# Exercise goal
Repeat the full listing, word for word.

++++++

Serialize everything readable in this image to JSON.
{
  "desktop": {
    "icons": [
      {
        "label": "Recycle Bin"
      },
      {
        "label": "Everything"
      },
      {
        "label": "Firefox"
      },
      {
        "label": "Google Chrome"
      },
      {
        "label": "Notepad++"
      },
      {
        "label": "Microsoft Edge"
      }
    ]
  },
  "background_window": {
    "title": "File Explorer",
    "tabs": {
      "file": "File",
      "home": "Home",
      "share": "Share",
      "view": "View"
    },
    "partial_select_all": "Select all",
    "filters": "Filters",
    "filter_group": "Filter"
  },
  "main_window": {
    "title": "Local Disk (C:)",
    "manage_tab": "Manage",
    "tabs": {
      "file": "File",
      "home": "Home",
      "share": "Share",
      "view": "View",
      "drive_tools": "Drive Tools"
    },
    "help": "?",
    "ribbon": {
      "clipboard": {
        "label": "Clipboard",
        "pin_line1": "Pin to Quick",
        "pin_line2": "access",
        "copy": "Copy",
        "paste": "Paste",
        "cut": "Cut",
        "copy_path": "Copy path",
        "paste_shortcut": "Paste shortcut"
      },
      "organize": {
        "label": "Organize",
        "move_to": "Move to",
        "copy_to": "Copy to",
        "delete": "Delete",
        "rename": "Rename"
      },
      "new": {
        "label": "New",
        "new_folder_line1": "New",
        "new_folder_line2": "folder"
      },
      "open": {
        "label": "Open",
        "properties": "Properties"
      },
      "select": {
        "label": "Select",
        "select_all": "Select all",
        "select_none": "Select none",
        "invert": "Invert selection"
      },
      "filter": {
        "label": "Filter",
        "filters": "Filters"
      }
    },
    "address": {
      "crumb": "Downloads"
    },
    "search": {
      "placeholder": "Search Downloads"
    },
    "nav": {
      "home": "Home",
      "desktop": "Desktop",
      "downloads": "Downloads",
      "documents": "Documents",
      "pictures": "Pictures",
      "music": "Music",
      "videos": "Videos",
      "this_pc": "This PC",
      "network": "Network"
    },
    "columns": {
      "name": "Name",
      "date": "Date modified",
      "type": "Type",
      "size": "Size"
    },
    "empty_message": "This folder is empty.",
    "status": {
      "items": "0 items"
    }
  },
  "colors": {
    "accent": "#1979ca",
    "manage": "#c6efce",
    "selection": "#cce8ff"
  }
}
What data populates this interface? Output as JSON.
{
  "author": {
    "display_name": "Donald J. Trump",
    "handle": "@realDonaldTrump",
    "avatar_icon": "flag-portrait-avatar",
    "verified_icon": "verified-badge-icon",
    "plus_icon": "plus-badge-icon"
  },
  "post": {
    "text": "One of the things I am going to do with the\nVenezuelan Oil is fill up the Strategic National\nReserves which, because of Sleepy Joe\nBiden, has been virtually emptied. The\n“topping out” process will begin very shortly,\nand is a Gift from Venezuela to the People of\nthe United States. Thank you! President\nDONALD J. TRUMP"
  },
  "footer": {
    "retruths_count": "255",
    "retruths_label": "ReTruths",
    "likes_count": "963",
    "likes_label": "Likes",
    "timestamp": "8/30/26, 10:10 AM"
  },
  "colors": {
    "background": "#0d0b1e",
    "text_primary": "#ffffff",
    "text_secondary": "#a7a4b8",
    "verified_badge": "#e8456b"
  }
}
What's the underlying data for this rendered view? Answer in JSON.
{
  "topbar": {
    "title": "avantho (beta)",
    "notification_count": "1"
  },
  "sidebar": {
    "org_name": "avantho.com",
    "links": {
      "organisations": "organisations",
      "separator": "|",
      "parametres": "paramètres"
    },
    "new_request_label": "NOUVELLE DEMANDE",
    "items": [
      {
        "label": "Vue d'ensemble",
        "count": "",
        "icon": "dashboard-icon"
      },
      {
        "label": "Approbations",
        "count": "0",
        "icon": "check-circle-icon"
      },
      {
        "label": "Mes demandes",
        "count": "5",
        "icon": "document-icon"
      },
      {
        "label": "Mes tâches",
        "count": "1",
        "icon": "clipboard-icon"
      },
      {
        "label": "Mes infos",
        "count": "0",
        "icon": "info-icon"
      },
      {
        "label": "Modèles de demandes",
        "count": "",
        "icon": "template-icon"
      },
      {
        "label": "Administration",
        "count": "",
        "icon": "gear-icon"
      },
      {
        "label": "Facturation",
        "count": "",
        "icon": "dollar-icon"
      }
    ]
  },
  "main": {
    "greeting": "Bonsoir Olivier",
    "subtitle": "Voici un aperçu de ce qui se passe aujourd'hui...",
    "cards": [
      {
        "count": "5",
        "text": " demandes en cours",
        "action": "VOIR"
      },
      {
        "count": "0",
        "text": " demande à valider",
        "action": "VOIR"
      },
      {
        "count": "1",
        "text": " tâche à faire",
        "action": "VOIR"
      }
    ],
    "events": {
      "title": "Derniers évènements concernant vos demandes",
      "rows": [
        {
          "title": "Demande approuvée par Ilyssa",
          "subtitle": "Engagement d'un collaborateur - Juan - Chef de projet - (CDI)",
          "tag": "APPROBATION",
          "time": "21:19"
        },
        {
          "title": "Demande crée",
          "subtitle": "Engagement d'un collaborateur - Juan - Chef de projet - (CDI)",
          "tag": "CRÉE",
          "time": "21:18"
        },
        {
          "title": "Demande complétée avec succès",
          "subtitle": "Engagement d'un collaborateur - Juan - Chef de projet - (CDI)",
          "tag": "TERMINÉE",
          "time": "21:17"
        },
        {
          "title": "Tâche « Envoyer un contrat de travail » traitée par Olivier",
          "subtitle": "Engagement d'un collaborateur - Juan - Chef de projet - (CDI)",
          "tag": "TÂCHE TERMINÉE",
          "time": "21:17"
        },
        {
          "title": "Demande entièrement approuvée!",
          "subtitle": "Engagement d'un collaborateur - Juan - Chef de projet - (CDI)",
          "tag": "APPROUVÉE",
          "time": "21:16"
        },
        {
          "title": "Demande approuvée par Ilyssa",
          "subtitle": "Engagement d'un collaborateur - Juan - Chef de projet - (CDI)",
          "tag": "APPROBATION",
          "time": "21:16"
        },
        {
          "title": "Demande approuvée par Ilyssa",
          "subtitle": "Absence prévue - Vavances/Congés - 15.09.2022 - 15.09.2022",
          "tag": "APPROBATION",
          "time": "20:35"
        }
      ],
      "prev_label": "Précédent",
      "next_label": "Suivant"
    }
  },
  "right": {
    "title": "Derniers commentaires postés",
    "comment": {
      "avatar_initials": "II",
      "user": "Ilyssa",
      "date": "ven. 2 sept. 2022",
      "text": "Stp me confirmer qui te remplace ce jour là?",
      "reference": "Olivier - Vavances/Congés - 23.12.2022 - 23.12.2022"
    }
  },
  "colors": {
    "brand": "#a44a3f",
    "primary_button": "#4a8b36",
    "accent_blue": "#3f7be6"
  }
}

++++++

# Response to the task
Serialize everything readable in this image to JSON.
{
  "desktop": {
    "icons": [
      {
        "label": "Recycle Bin"
      },
      {
        "label": "Everything"
      },
      {
        "label": "Firefox"
      },
      {
        "label": "Google Chrome"
      },
      {
        "label": "Notepad++"
      },
      {
        "label": "Microsoft Edge"
      }
    ]
  },
  "background_window": {
    "title": "File Explorer",
    "tabs": {
      "file": "File",
      "home": "Home",
      "share": "Share",
      "view": "View"
    },
    "partial_select_all": "Select all",
    "filters": "Filters",
    "filter_group": "Filter"
  },
  "main_window": {
    "title": "Local Disk (C:)",
    "manage_tab": "Manage",
    "tabs": {
      "file": "File",
      "home": "Home",
      "share": "Share",
      "view": "View",
      "drive_tools": "Drive Tools"
    },
    "help": "?",
    "ribbon": {
      "clipboard": {
        "label": "Clipboard",
        "pin_line1": "Pin to Quick",
        "pin_line2": "access",
        "copy": "Copy",
        "paste": "Paste",
        "cut": "Cut",
        "copy_path": "Copy path",
        "paste_shortcut": "Paste shortcut"
      },
      "organize": {
        "label": "Organize",
        "move_to": "Move to",
        "copy_to": "Copy to",
        "delete": "Delete",
        "rename": "Rename"
      },
      "new": {
        "label": "New",
        "new_folder_line1": "New",
        "new_folder_line2": "folder"
      },
      "open": {
        "label": "Open",
        "properties": "Properties"
      },
      "select": {
        "label": "Select",
        "select_all": "Select all",
        "select_none": "Select none",
        "invert": "Invert selection"
      },
      "filter": {
        "label": "Filter",
        "filters": "Filters"
      }
    },
    "address": {
      "crumb": "Downloads"
    },
    "search": {
      "placeholder": "Search Downloads"
    },
    "nav": {
      "home": "Home",
      "desktop": "Desktop",
      "downloads": "Downloads",
      "documents": "Documents",
      "pictures": "Pictures",
      "music": "Music",
      "videos": "Videos",
      "this_pc": "This PC",
      "network": "Network"
    },
    "columns": {
      "name": "Name",
      "date": "Date modified",
      "type": "Type",
      "size": "Size"
    },
    "empty_message": "This folder is empty.",
    "status": {
      "items": "0 items"
    }
  },
  "colors": {
    "accent": "#1979ca",
    "manage": "#c6efce",
    "selection": "#cce8ff"
  }
}
What data populates this interface? Output as JSON.
{
  "author": {
    "display_name": "Donald J. Trump",
    "handle": "@realDonaldTrump",
    "avatar_icon": "flag-portrait-avatar",
    "verified_icon": "verified-badge-icon",
    "plus_icon": "plus-badge-icon"
  },
  "post": {
    "text": "One of the things I am going to do with the\nVenezuelan Oil is fill up the Strategic National\nReserves which, because of Sleepy Joe\nBiden, has been virtually emptied. The\n“topping out” process will begin very shortly,\nand is a Gift from Venezuela to the People of\nthe United States. Thank you! President\nDONALD J. TRUMP"
  },
  "footer": {
    "retruths_count": "255",
    "retruths_label": "ReTruths",
    "likes_count": "963",
    "likes_label": "Likes",
    "timestamp": "8/30/26, 10:10 AM"
  },
  "colors": {
    "background": "#0d0b1e",
    "text_primary": "#ffffff",
    "text_secondary": "#a7a4b8",
    "verified_badge": "#e8456b"
  }
}
What's the underlying data for this rendered view? Answer in JSON.
{
  "topbar": {
    "title": "avantho (beta)",
    "notification_count": "1"
  },
  "sidebar": {
    "org_name": "avantho.com",
    "links": {
      "organisations": "organisations",
      "separator": "|",
      "parametres": "paramètres"
    },
    "new_request_label": "NOUVELLE DEMANDE",
    "items": [
      {
        "label": "Vue d'ensemble",
        "count": "",
        "icon": "dashboard-icon"
      },
      {
        "label": "Approbations",
        "count": "0",
        "icon": "check-circle-icon"
      },
      {
        "label": "Mes demandes",
        "count": "5",
        "icon": "document-icon"
      },
      {
        "label": "Mes tâches",
        "count": "1",
        "icon": "clipboard-icon"
      },
      {
        "label": "Mes infos",
        "count": "0",
        "icon": "info-icon"
      },
      {
        "label": "Modèles de demandes",
        "count": "",
        "icon": "template-icon"
      },
      {
        "label": "Administration",
        "count": "",
        "icon": "gear-icon"
      },
      {
        "label": "Facturation",
        "count": "",
        "icon": "dollar-icon"
      }
    ]
  },
  "main": {
    "greeting": "Bonsoir Olivier",
    "subtitle": "Voici un aperçu de ce qui se passe aujourd'hui...",
    "cards": [
      {
        "count": "5",
        "text": " demandes en cours",
        "action": "VOIR"
      },
      {
        "count": "0",
        "text": " demande à valider",
        "action": "VOIR"
      },
      {
        "count": "1",
        "text": " tâche à faire",
        "action": "VOIR"
      }
    ],
    "events": {
      "title": "Derniers évènements concernant vos demandes",
      "rows": [
        {
          "title": "Demande approuvée par Ilyssa",
          "subtitle": "Engagement d'un collaborateur - Juan - Chef de projet - (CDI)",
          "tag": "APPROBATION",
          "time": "21:19"
        },
        {
          "title": "Demande crée",
          "subtitle": "Engagement d'un collaborateur - Juan - Chef de projet - (CDI)",
          "tag": "CRÉE",
          "time": "21:18"
        },
        {
          "title": "Demande complétée avec succès",
          "subtitle": "Engagement d'un collaborateur - Juan - Chef de projet - (CDI)",
          "tag": "TERMINÉE",
          "time": "21:17"
        },
        {
          "title": "Tâche « Envoyer un contrat de travail » traitée par Olivier",
          "subtitle": "Engagement d'un collaborateur - Juan - Chef de projet - (CDI)",
          "tag": "TÂCHE TERMINÉE",
          "time": "21:17"
        },
        {
          "title": "Demande entièrement approuvée!",
          "subtitle": "Engagement d'un collaborateur - Juan - Chef de projet - (CDI)",
          "tag": "APPROUVÉE",
          "time": "21:16"
        },
        {
          "title": "Demande approuvée par Ilyssa",
          "subtitle": "Engagement d'un collaborateur - Juan - Chef de projet - (CDI)",
          "tag": "APPROBATION",
          "time": "21:16"
        },
        {
          "title": "Demande approuvée par Ilyssa",
          "subtitle": "Absence prévue - Vavances/Congés - 15.09.2022 - 15.09.2022",
          "tag": "APPROBATION",
          "time": "20:35"
        }
      ],
      "prev_label": "Précédent",
      "next_label": "Suivant"
    }
  },
  "right": {
    "title": "Derniers commentaires postés",
    "comment": {
      "avatar_initials": "II",
      "user": "Ilyssa",
      "date": "ven. 2 sept. 2022",
      "text": "Stp me confirmer qui te remplace ce jour là?",
      "reference": "Olivier - Vavances/Congés - 23.12.2022 - 23.12.2022"
    }
  },
  "colors": {
    "brand": "#a44a3f",
    "primary_button": "#4a8b36",
    "accent_blue": "#3f7be6"
  }
}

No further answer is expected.